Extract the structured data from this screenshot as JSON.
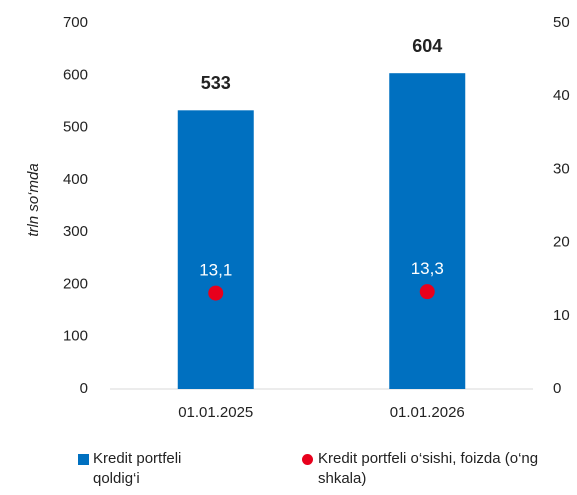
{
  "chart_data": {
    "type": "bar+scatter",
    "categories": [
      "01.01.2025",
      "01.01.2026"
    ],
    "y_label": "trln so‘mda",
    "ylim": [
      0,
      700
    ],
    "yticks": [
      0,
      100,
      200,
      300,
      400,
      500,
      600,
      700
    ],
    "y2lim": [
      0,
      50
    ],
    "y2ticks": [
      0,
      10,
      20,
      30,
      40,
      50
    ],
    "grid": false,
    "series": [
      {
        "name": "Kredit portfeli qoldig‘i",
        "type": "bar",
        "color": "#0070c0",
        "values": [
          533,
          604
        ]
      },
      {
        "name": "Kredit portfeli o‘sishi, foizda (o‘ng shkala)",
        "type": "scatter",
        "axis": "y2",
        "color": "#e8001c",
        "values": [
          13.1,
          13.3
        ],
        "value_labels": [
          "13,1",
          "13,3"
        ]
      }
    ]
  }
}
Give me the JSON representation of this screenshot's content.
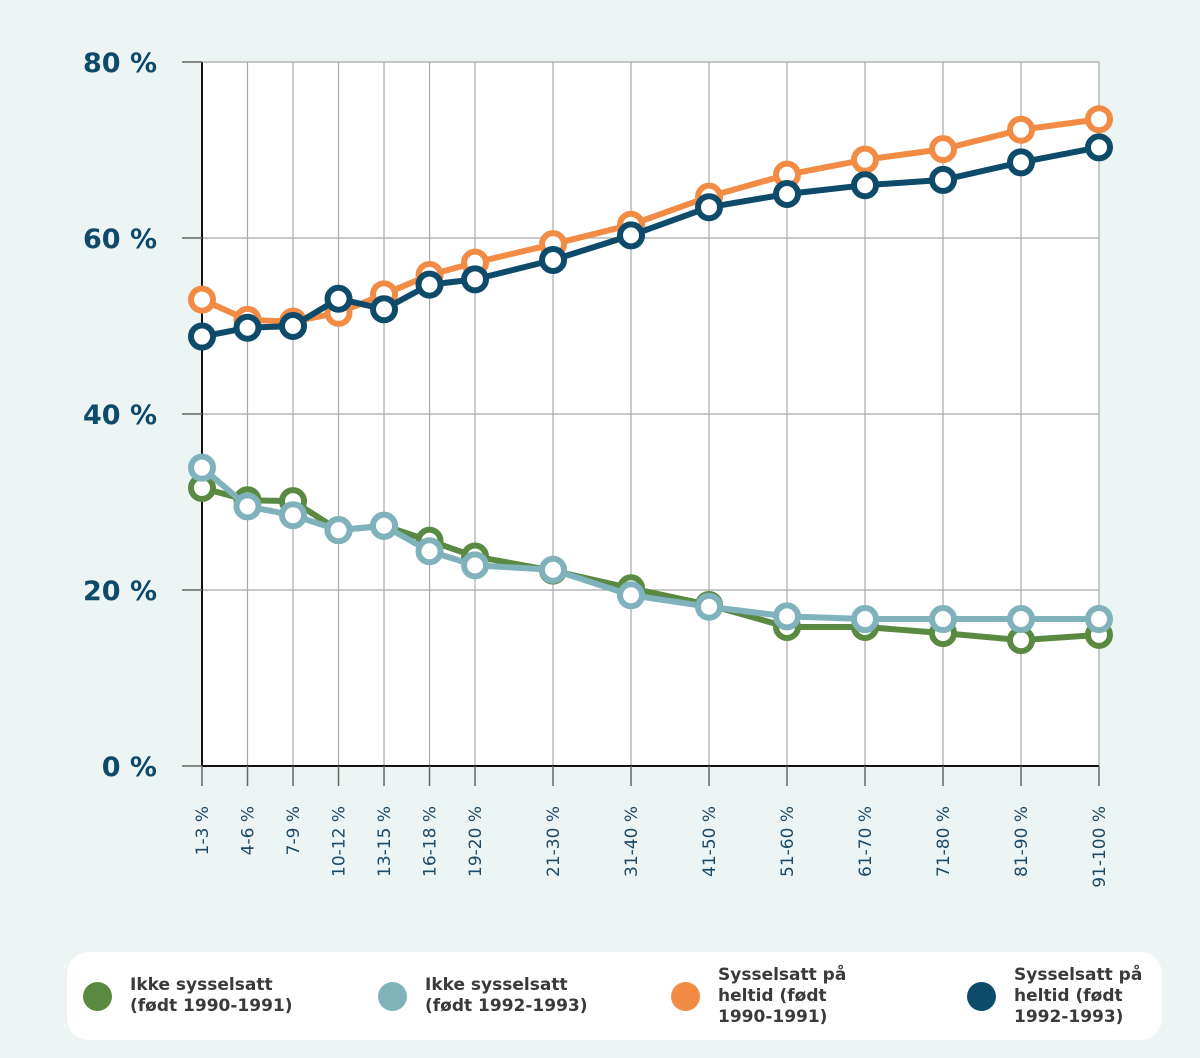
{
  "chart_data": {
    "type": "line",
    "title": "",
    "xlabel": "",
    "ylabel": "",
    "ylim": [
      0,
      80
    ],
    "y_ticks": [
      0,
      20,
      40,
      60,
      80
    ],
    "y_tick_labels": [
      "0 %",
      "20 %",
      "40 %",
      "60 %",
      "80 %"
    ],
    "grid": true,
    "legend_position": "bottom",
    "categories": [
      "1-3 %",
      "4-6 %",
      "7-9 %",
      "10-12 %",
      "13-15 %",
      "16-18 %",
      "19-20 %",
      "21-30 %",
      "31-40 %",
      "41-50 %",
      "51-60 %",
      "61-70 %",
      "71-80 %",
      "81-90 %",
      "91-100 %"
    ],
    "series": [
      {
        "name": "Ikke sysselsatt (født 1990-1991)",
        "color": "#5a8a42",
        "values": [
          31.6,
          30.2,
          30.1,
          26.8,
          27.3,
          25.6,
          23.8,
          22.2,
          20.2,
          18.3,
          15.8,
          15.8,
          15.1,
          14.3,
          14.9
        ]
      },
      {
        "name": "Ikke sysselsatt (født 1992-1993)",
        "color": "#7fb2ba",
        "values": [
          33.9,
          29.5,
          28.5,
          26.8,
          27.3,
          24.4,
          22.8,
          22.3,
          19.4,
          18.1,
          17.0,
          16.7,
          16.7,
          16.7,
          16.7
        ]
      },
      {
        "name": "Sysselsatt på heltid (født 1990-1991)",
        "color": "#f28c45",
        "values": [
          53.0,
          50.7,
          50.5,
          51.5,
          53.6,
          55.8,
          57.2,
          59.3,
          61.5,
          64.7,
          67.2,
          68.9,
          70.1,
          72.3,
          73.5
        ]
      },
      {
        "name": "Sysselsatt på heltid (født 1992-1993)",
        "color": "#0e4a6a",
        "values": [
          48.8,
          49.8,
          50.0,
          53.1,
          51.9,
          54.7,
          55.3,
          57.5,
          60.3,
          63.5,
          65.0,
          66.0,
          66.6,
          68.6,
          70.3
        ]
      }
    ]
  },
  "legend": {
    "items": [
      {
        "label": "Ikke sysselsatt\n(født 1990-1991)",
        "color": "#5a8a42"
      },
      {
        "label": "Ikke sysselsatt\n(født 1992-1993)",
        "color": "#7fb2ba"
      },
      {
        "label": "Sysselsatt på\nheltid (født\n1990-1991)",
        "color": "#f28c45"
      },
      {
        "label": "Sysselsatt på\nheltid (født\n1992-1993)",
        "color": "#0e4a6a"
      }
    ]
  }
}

* * * *

▶ _What to work on_: Pick out every line above that holds the word "this" and copy it.

▶ _Response_:
Extract the structured data from this screenshot as JSON.
Give me the JSON representation of this screenshot's content.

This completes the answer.